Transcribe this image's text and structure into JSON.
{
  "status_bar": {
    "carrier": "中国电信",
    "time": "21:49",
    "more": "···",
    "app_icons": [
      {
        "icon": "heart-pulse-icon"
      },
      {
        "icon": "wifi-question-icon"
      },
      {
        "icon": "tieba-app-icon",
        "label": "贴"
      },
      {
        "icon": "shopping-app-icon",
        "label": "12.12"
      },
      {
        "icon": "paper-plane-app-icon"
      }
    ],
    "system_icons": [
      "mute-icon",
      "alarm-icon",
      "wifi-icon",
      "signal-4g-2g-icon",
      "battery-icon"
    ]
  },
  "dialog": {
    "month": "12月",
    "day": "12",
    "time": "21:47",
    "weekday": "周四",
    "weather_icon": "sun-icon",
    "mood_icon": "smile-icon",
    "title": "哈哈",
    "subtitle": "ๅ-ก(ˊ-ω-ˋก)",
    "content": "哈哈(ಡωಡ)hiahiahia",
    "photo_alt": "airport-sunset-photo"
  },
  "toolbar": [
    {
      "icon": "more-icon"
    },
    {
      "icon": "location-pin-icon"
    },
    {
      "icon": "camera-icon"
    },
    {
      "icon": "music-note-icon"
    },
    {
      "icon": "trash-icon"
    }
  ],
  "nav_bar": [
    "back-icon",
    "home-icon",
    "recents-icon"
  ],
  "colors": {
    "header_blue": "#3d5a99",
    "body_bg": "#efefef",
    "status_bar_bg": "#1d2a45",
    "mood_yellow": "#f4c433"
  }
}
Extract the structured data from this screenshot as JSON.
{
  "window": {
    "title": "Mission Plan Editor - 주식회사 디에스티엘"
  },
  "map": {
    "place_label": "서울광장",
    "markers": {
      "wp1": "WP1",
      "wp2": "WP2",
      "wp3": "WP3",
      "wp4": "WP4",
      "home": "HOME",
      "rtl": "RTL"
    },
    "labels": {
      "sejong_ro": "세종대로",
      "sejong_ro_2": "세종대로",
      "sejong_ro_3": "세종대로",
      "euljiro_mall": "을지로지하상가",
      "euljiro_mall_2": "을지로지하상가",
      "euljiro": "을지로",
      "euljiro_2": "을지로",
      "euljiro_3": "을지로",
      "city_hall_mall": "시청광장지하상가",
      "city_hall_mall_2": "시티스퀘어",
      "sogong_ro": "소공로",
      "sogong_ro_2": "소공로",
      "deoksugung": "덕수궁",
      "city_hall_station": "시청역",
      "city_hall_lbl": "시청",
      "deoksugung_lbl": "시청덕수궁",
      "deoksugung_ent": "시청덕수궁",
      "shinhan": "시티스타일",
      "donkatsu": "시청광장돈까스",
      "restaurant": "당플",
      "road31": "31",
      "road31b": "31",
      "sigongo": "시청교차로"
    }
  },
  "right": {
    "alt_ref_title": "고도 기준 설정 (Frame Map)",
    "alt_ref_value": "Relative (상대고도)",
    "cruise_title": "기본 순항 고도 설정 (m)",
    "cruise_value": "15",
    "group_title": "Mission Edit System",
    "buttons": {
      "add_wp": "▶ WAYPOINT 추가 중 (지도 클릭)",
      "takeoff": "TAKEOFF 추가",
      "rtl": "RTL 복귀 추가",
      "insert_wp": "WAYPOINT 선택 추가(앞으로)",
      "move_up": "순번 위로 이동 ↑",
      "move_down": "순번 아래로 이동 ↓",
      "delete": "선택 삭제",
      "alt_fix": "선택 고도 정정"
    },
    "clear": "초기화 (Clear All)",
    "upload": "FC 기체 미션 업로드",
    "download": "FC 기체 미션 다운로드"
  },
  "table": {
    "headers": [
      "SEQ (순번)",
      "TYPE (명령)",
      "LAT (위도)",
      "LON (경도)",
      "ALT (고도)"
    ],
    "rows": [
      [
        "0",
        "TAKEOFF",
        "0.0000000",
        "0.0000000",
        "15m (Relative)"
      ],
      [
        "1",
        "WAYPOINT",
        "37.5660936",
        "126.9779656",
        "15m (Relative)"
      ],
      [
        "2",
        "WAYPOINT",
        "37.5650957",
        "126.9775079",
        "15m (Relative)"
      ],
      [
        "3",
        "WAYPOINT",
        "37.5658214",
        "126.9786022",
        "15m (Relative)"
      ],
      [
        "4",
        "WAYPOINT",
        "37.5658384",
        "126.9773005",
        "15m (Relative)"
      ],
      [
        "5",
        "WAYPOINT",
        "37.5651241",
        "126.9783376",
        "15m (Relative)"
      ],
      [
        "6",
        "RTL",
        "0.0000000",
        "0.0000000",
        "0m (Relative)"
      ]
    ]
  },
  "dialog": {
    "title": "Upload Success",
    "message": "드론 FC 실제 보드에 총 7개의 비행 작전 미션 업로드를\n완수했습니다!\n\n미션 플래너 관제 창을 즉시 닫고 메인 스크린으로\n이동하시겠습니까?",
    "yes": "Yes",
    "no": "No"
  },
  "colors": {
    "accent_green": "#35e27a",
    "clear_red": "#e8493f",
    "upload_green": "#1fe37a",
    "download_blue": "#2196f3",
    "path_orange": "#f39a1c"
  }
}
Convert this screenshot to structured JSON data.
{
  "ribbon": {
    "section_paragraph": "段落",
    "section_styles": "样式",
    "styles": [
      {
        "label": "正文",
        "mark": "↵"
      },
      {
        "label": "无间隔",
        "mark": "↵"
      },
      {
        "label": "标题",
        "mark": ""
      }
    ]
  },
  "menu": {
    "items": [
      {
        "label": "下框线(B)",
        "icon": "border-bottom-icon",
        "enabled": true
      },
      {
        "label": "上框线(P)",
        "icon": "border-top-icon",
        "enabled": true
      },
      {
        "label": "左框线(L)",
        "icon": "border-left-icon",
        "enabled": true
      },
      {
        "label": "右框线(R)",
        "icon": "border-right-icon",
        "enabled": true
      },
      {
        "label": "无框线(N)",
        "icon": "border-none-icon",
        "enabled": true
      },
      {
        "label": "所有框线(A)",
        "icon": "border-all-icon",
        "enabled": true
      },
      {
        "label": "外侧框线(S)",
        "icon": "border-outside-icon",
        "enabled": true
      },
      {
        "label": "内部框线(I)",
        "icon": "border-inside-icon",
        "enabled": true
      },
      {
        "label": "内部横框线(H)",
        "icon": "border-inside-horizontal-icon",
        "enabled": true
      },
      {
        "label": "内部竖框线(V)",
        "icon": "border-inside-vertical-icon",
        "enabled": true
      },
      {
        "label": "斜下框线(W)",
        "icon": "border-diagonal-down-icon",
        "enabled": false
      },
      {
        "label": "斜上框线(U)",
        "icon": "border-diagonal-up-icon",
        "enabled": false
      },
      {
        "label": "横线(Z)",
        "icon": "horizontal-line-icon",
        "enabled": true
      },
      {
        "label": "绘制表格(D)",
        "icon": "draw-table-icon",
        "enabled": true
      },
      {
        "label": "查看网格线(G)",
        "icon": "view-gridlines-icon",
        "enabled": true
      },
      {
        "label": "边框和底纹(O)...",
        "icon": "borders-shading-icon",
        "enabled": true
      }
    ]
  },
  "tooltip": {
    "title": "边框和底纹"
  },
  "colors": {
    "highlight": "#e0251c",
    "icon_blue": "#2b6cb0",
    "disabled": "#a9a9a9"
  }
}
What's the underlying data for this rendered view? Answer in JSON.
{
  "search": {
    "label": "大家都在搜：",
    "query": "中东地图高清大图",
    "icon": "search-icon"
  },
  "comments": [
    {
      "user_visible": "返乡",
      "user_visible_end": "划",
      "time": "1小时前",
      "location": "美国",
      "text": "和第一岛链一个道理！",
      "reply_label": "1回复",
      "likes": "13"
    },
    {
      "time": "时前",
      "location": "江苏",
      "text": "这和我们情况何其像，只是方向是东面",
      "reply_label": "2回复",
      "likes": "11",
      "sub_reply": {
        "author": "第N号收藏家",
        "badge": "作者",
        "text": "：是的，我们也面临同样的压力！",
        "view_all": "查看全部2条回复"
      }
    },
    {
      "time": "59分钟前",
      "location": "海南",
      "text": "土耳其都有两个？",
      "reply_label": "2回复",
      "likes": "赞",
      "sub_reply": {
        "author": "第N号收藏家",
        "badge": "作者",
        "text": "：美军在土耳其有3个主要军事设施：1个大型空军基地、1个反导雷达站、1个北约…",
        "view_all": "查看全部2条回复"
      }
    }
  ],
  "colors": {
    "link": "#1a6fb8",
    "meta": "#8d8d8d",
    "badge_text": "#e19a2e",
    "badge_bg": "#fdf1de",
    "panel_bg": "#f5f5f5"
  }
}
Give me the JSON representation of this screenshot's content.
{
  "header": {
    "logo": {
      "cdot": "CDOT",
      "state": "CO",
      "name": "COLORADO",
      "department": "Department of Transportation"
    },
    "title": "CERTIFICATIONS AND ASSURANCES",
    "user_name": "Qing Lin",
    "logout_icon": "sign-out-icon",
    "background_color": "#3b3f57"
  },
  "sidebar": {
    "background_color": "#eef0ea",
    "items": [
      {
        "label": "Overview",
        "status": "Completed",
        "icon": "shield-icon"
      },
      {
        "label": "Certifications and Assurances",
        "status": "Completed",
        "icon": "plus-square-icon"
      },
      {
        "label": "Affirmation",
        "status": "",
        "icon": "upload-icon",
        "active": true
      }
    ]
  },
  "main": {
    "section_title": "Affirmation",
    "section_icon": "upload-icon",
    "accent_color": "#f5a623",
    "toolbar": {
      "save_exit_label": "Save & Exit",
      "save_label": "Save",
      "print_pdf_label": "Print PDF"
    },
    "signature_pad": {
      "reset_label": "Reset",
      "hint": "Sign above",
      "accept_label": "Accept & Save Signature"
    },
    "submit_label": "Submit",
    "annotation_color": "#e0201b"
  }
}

* **AIM OF THE TASK**:
Pull out all lines of the data with the string "structured".

* **FINISHED ANSWER**:
Extract the structured data from this screenshot as JSON.
Convert this screenshot to structured JSON data.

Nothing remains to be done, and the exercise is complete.